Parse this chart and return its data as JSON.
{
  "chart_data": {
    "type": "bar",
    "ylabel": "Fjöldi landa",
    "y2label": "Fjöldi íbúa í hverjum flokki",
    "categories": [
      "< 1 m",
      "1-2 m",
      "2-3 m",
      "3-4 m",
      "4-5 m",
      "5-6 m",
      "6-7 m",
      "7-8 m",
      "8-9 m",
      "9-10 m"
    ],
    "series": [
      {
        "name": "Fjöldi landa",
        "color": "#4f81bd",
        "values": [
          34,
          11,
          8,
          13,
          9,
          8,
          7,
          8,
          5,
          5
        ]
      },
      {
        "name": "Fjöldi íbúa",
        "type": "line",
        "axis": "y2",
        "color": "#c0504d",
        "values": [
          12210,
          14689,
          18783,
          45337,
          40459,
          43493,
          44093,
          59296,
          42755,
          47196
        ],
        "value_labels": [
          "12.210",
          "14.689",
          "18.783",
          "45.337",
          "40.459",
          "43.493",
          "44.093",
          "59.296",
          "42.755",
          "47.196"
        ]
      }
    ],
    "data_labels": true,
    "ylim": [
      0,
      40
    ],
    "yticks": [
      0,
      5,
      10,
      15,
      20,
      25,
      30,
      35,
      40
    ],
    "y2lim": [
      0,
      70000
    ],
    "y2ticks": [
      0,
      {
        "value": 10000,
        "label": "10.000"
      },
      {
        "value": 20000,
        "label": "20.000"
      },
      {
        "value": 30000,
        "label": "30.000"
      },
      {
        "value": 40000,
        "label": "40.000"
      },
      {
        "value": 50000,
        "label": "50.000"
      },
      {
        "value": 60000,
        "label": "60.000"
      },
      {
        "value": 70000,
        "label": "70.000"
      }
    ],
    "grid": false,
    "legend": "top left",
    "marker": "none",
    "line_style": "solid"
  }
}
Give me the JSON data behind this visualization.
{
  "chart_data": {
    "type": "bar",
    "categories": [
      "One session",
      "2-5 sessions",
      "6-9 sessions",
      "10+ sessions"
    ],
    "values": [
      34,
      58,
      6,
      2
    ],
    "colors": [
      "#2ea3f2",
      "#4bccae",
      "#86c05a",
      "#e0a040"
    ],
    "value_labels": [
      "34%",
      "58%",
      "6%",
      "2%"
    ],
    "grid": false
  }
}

WHAT IS NEEDED:
Starting with the line that contains "Give me the", print each line through the last one in the listing. Include both end lines and add nothing.

TASK OUTPUT:
Give me the JSON data behind this visualization.
{
  "chart_data": {
    "type": "bar",
    "categories": [
      "One session",
      "2-5 sessions",
      "6-9 sessions",
      "10+ sessions"
    ],
    "values": [
      34,
      58,
      6,
      2
    ],
    "colors": [
      "#2ea3f2",
      "#4bccae",
      "#86c05a",
      "#e0a040"
    ],
    "value_labels": [
      "34%",
      "58%",
      "6%",
      "2%"
    ],
    "grid": false
  }
}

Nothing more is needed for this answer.